** YOUR INSTRUCTIONS **
Wherever a line holds the word "Aslan", copy that line out.

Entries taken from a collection
◆ ◆ ◆ ◆ ◆ ◆ ◆

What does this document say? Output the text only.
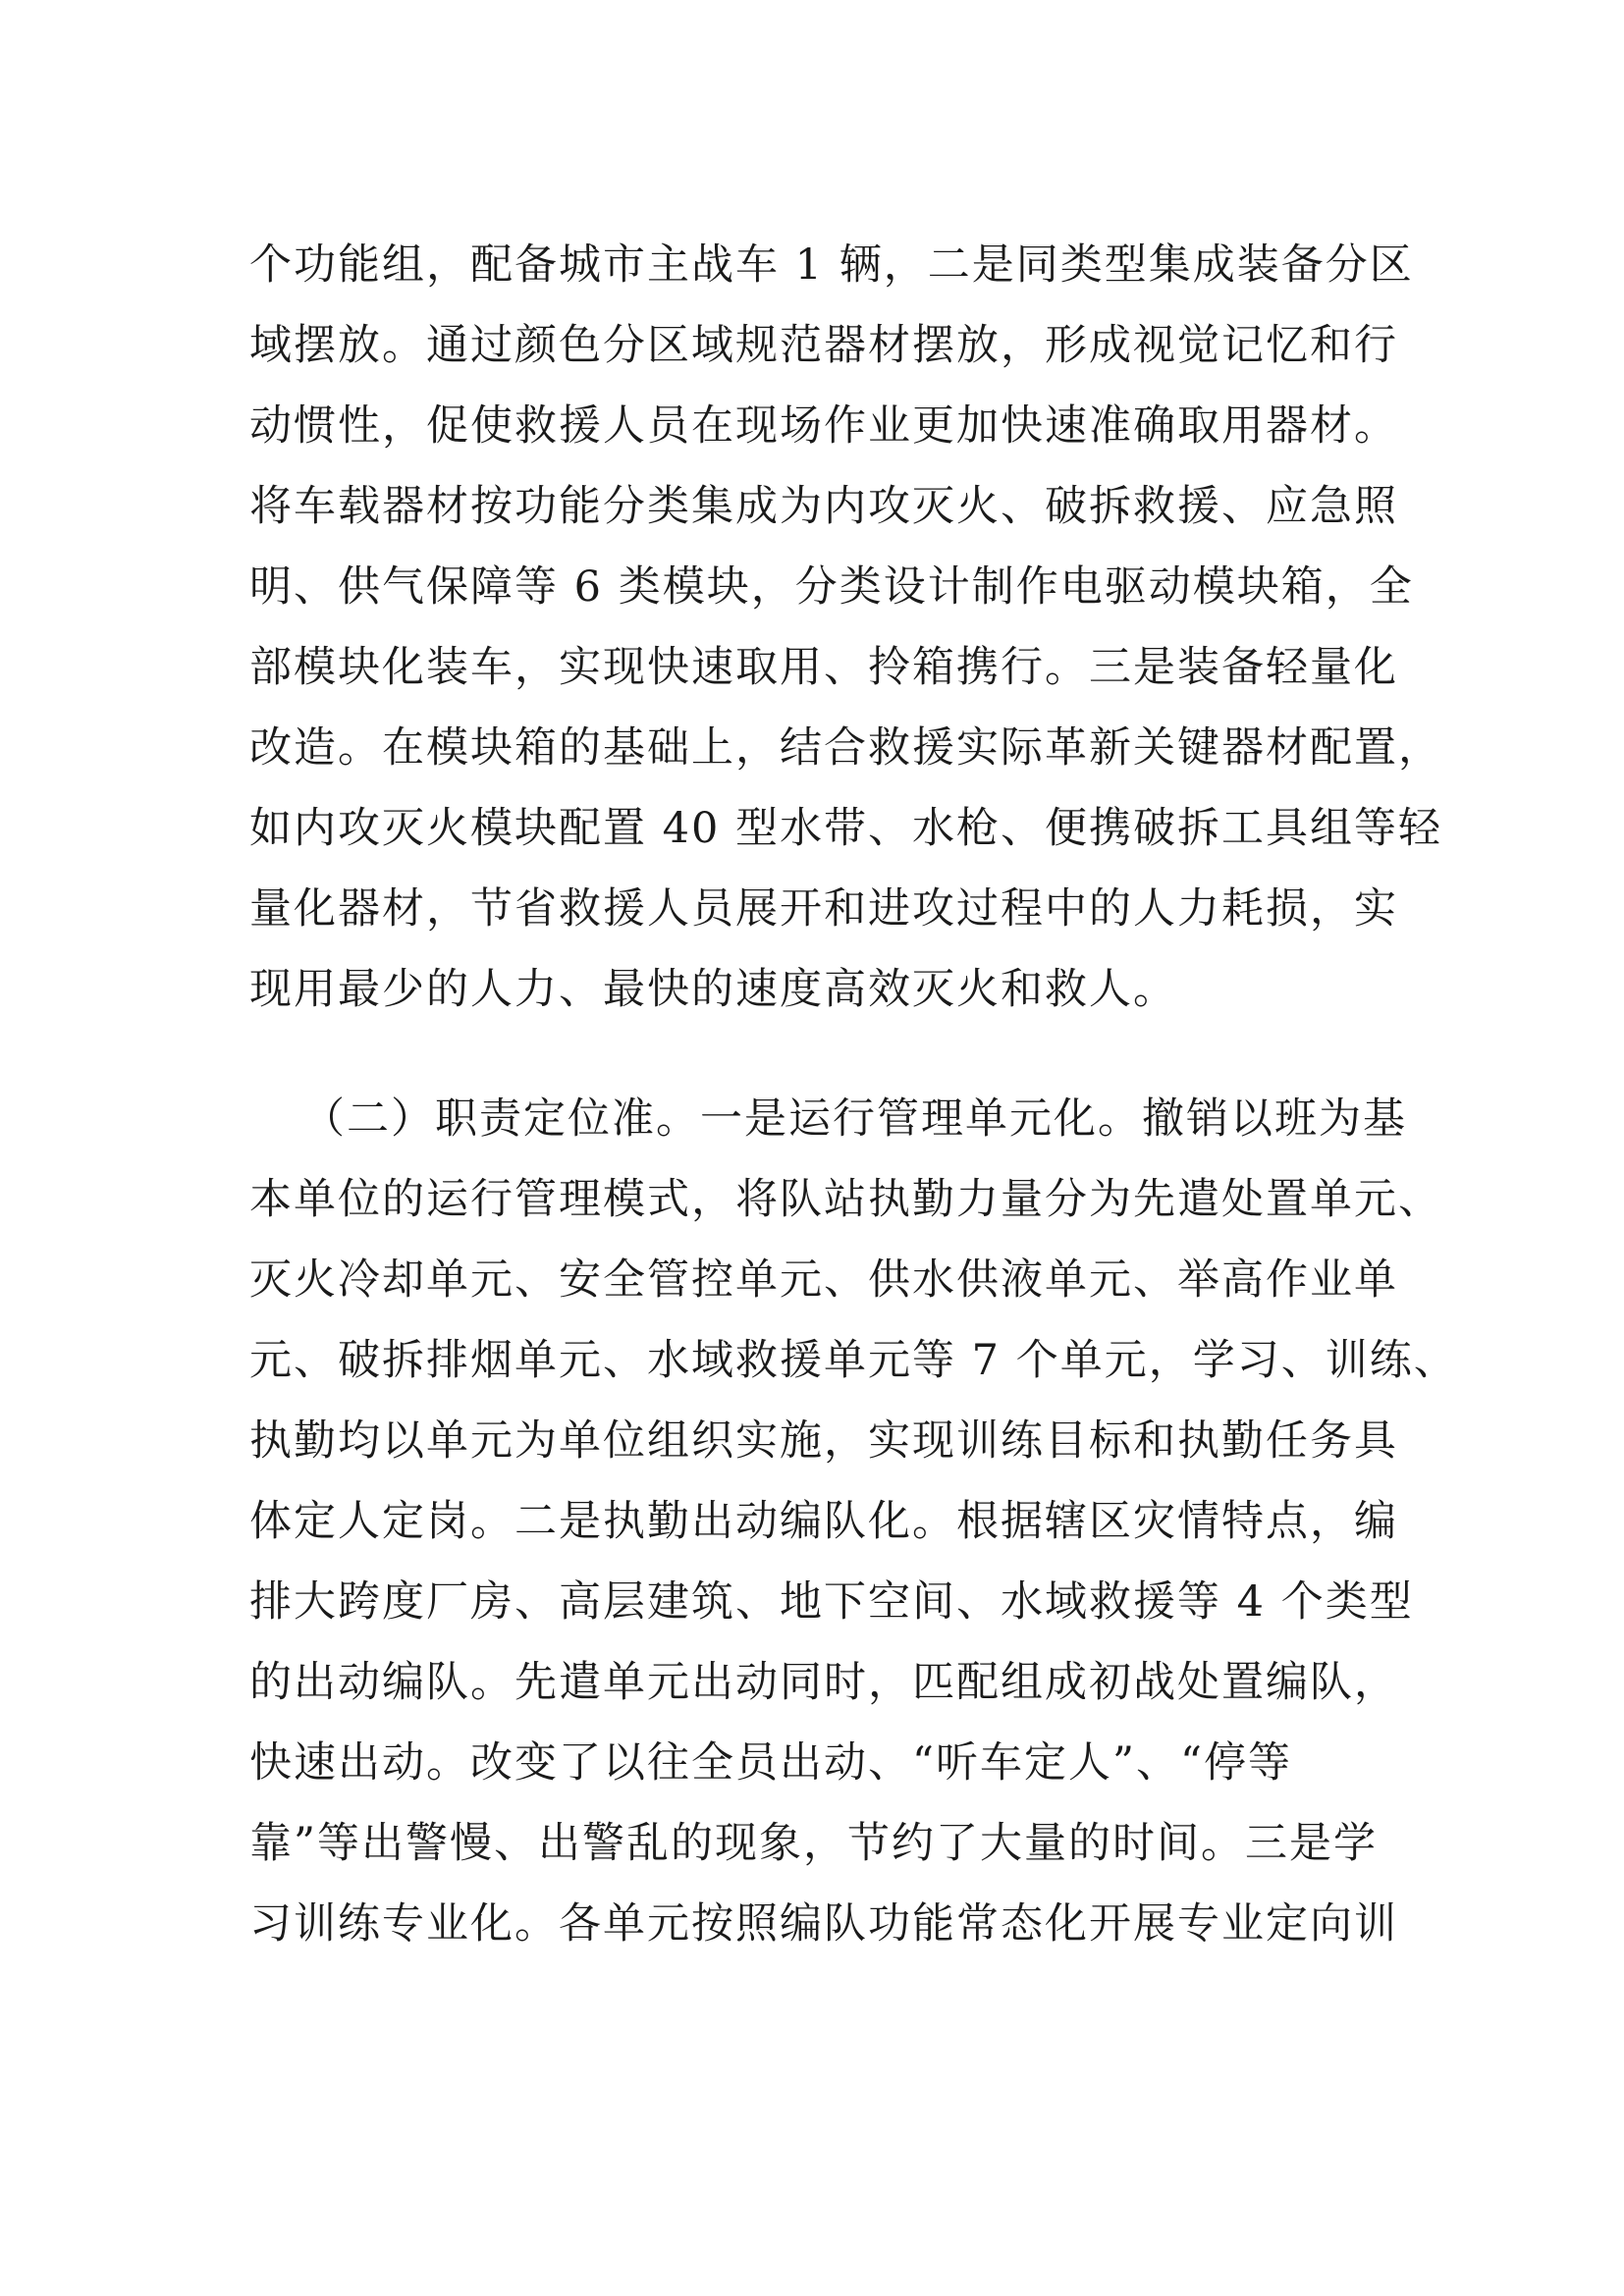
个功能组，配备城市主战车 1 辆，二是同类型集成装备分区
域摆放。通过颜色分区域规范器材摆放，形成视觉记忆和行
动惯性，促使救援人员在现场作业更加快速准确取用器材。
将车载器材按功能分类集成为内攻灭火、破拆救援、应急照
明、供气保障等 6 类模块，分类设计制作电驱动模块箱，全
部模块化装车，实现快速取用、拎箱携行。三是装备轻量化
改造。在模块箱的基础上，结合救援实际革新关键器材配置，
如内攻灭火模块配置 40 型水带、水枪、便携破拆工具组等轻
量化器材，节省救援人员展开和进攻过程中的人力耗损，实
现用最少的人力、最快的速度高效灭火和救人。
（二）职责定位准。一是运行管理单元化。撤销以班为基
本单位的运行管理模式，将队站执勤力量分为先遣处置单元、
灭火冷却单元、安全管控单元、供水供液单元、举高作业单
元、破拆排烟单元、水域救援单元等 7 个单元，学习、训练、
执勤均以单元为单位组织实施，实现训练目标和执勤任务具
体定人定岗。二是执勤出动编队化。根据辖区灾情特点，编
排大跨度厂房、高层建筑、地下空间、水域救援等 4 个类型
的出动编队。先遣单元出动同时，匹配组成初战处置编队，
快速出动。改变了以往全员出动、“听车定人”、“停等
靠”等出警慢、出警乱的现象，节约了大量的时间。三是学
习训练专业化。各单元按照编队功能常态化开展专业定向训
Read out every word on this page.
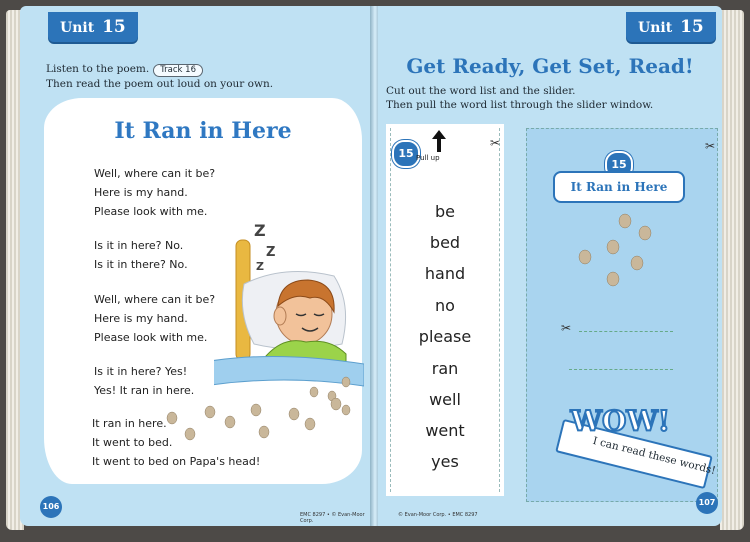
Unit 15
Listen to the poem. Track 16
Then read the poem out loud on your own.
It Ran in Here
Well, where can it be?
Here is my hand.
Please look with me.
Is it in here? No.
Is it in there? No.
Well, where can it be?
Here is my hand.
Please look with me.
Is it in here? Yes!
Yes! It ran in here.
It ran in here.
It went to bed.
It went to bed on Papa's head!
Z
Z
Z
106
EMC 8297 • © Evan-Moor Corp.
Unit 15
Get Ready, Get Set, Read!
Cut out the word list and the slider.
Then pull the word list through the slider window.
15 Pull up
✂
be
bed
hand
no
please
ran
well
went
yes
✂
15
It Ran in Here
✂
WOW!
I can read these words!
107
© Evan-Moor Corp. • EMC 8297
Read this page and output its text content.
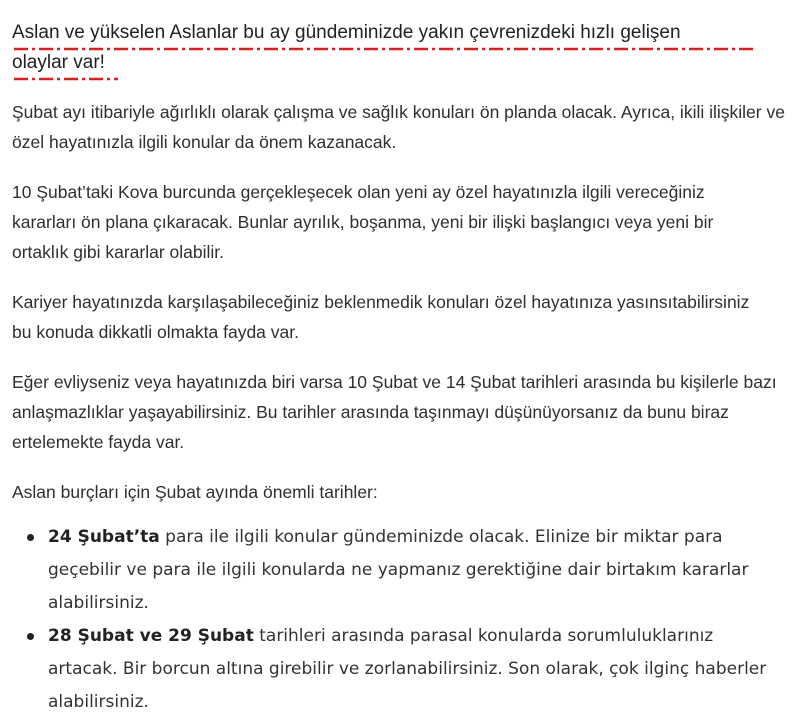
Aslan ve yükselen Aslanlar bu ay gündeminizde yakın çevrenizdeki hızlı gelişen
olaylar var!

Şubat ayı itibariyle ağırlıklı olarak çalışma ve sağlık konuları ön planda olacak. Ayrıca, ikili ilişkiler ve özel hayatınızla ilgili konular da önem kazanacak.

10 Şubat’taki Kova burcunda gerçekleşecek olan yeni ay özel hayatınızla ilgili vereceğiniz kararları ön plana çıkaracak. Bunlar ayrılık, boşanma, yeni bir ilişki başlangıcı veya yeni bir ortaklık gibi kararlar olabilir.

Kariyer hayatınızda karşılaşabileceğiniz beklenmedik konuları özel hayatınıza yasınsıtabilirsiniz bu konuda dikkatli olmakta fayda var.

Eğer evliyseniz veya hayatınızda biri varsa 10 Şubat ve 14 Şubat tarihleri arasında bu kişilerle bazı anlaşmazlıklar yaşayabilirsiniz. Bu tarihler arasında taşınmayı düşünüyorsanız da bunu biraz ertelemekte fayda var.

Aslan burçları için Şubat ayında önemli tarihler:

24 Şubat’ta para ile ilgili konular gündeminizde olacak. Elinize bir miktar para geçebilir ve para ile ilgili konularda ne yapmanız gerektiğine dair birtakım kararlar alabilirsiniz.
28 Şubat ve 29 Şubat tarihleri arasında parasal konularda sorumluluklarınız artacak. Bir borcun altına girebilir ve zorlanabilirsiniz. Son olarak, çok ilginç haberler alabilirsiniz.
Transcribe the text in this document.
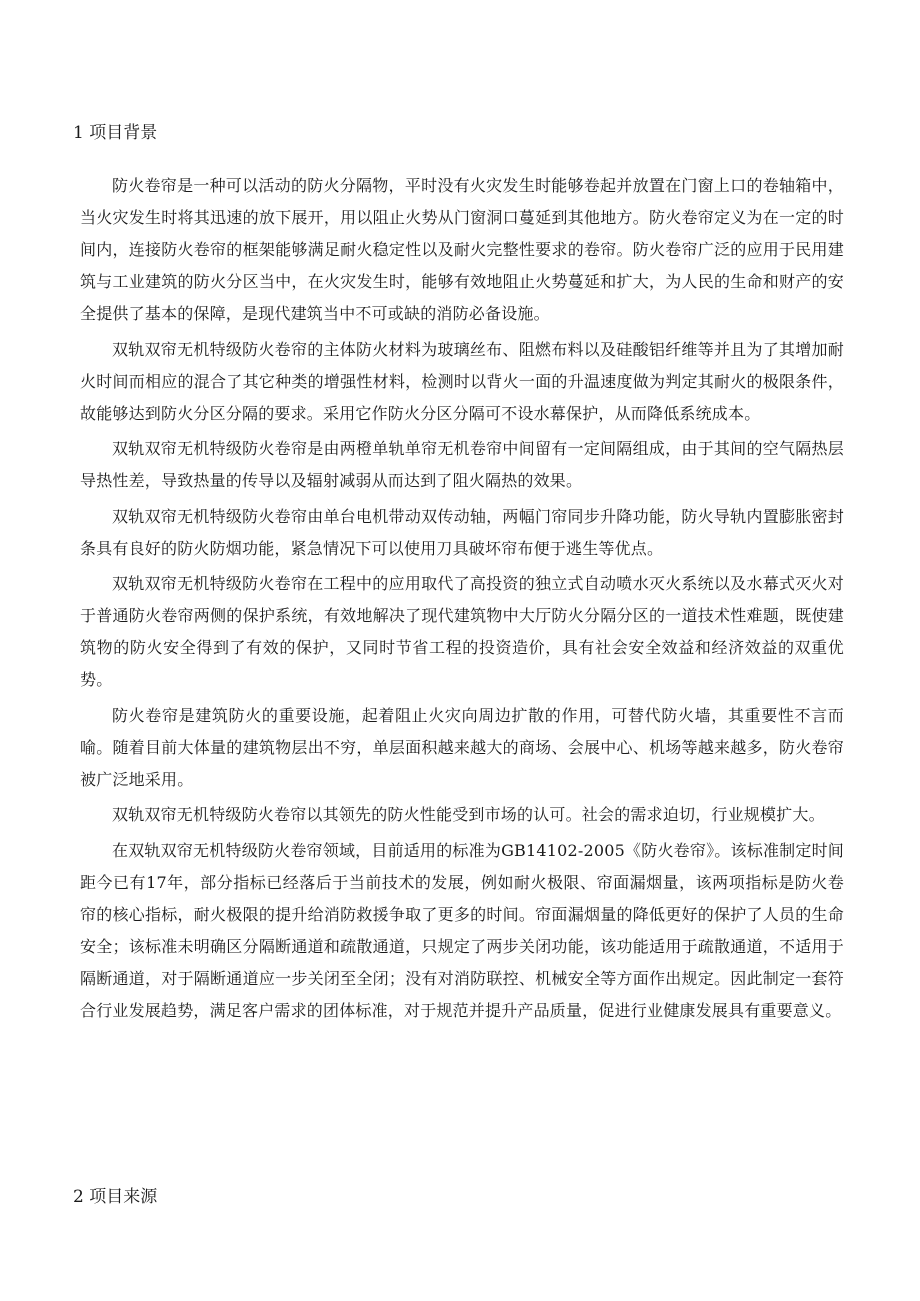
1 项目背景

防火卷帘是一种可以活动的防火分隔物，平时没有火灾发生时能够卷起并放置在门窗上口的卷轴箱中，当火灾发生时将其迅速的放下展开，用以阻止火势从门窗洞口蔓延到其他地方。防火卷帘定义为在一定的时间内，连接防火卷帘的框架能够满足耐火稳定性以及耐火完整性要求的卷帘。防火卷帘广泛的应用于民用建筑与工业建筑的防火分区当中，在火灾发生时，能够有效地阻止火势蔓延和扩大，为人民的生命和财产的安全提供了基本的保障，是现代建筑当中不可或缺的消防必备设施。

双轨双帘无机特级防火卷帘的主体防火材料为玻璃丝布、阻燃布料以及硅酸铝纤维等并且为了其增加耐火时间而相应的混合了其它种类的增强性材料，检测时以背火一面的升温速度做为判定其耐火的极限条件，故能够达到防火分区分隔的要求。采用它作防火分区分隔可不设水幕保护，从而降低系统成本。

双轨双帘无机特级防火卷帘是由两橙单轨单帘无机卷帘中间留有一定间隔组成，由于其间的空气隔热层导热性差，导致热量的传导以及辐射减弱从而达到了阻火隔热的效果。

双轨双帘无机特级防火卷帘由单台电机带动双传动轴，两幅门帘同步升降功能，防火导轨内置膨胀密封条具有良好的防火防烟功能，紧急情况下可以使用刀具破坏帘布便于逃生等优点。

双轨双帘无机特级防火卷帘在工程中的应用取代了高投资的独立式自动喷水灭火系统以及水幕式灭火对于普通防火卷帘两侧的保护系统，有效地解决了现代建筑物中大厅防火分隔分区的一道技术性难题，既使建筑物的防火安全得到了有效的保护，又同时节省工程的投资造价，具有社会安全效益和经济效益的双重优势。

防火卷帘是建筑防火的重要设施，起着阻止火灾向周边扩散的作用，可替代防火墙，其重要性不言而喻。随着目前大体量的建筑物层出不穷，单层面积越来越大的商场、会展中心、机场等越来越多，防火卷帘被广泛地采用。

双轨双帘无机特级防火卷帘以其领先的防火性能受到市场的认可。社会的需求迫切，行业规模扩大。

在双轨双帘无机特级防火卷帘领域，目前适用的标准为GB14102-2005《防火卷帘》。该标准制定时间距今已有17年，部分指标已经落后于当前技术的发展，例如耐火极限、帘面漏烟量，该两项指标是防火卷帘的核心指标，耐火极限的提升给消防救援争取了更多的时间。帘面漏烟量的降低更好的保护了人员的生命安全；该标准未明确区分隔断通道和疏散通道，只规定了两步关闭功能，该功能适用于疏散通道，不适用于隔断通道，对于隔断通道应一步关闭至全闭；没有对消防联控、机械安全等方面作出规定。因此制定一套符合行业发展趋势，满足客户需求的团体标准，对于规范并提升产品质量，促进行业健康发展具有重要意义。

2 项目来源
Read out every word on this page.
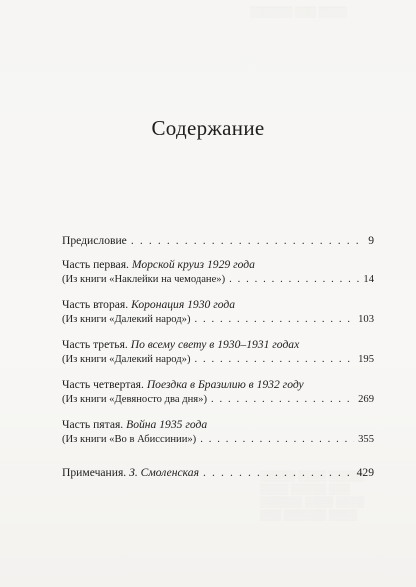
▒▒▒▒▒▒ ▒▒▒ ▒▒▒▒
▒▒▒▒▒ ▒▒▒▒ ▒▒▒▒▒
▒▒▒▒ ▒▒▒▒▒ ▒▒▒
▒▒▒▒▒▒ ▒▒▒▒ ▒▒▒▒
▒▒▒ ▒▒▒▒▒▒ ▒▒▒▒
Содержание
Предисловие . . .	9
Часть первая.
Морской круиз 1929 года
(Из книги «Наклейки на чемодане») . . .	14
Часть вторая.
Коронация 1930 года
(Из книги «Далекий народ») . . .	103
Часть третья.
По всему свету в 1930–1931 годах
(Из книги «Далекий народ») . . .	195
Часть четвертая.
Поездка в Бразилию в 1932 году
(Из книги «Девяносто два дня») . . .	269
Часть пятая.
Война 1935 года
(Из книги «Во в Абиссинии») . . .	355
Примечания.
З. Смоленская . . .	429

◆ ◆ ◆ ◆ ◆ ◆ ◆

** RESPONSE TO THE TASK **
Aslan ve yükselen Aslanlar bu ay gündeminizde yakın çevrenizdeki hızlı gelişen
Aslan burçları için Şubat ayında önemli tarihler:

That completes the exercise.